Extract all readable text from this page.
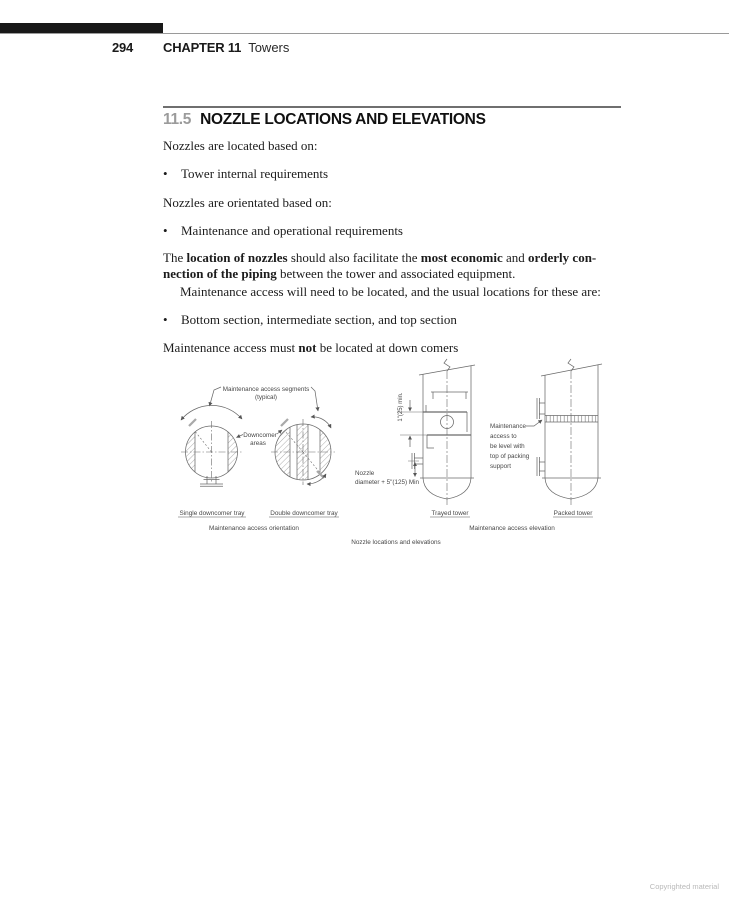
294 CHAPTER 11 Towers
11.5 NOZZLE LOCATIONS AND ELEVATIONS
Nozzles are located based on:
•	Tower internal requirements
Nozzles are orientated based on:
•	Maintenance and operational requirements
The location of nozzles should also facilitate the most economic and orderly con-
nection of the piping between the tower and associated equipment.
Maintenance access will need to be located, and the usual locations for these are:
•	Bottom section, intermediate section, and top section
Maintenance access must not be located at down comers
Maintenance access segments
(typical)
Downcomer
areas
1"(25) min.
Nozzle
diameter + 5"(125) Min
Maintenance
access to
be level with
top of packing
support
Single downcomer tray	Double downcomer tray	Trayed tower	Packed tower
Maintenance access orientation	Maintenance access elevation
Nozzle locations and elevations
Copyrighted material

> SET TASK: Without the pictures, return the entries exactly as they appear.

> ANSWER TO THE PROBLEM:
Extract all readable text from this page.
294 CHAPTER 11 Towers
11.5 NOZZLE LOCATIONS AND ELEVATIONS
Nozzles are located based on:
•	Tower internal requirements
Nozzles are orientated based on:
•	Maintenance and operational requirements
The location of nozzles should also facilitate the most economic and orderly con-
nection of the piping between the tower and associated equipment.
Maintenance access will need to be located, and the usual locations for these are:
•	Bottom section, intermediate section, and top section
Maintenance access must not be located at down comers
Maintenance access segments
(typical)
Downcomer
areas
1"(25) min.
Nozzle
diameter + 5"(125) Min
Maintenance
access to
be level with
top of packing
support
Single downcomer tray	Double downcomer tray	Trayed tower	Packed tower
Maintenance access orientation	Maintenance access elevation
Nozzle locations and elevations
Copyrighted material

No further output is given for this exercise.